* BEGIN *
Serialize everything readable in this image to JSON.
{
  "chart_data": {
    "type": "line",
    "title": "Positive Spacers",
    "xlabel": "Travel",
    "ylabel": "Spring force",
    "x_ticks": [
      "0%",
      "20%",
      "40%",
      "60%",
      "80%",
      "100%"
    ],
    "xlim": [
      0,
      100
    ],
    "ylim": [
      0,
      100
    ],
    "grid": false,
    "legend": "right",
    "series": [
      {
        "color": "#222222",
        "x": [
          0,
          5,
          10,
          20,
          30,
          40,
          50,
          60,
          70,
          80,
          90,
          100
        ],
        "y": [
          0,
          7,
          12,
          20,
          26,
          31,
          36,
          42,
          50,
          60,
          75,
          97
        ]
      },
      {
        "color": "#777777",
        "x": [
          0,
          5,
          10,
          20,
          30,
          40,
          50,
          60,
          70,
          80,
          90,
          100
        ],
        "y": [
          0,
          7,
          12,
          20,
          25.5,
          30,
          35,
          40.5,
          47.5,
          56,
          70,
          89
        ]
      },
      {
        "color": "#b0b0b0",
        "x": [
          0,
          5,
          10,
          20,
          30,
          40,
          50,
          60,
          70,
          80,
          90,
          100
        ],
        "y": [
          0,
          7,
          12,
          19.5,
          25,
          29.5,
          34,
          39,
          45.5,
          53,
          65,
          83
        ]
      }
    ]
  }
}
* END *
→ **WRITTEN TASK**
Transcribe the material exactly as it reads.

→ **WRITTEN SOLUTION**
Serialize everything readable in this image to JSON.
{
  "chart_data": {
    "type": "line",
    "title": "Positive Spacers",
    "xlabel": "Travel",
    "ylabel": "Spring force",
    "x_ticks": [
      "0%",
      "20%",
      "40%",
      "60%",
      "80%",
      "100%"
    ],
    "xlim": [
      0,
      100
    ],
    "ylim": [
      0,
      100
    ],
    "grid": false,
    "legend": "right",
    "series": [
      {
        "color": "#222222",
        "x": [
          0,
          5,
          10,
          20,
          30,
          40,
          50,
          60,
          70,
          80,
          90,
          100
        ],
        "y": [
          0,
          7,
          12,
          20,
          26,
          31,
          36,
          42,
          50,
          60,
          75,
          97
        ]
      },
      {
        "color": "#777777",
        "x": [
          0,
          5,
          10,
          20,
          30,
          40,
          50,
          60,
          70,
          80,
          90,
          100
        ],
        "y": [
          0,
          7,
          12,
          20,
          25.5,
          30,
          35,
          40.5,
          47.5,
          56,
          70,
          89
        ]
      },
      {
        "color": "#b0b0b0",
        "x": [
          0,
          5,
          10,
          20,
          30,
          40,
          50,
          60,
          70,
          80,
          90,
          100
        ],
        "y": [
          0,
          7,
          12,
          19.5,
          25,
          29.5,
          34,
          39,
          45.5,
          53,
          65,
          83
        ]
      }
    ]
  }
}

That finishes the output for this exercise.